## YOUR OBJECTIVE
Output the material beneath exactly, leaving nothing out.

## DATA FOR THE TASK
-*-
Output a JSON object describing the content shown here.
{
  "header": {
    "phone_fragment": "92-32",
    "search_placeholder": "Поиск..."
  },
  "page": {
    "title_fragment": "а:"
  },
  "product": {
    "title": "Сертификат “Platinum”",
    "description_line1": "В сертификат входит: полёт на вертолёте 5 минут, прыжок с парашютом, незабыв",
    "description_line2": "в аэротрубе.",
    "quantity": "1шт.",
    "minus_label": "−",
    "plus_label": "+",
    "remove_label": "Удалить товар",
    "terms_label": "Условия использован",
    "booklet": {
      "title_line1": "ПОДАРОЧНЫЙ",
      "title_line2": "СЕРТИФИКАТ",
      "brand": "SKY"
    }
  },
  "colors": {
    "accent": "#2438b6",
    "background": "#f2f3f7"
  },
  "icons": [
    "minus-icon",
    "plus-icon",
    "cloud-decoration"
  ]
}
-*-
## SOLUTION
Output a JSON object describing the content shown here.
{
  "header": {
    "phone_fragment": "92-32",
    "search_placeholder": "Поиск..."
  },
  "page": {
    "title_fragment": "а:"
  },
  "product": {
    "title": "Сертификат “Platinum”",
    "description_line1": "В сертификат входит: полёт на вертолёте 5 минут, прыжок с парашютом, незабыв",
    "description_line2": "в аэротрубе.",
    "quantity": "1шт.",
    "minus_label": "−",
    "plus_label": "+",
    "remove_label": "Удалить товар",
    "terms_label": "Условия использован",
    "booklet": {
      "title_line1": "ПОДАРОЧНЫЙ",
      "title_line2": "СЕРТИФИКАТ",
      "brand": "SKY"
    }
  },
  "colors": {
    "accent": "#2438b6",
    "background": "#f2f3f7"
  },
  "icons": [
    "minus-icon",
    "plus-icon",
    "cloud-decoration"
  ]
}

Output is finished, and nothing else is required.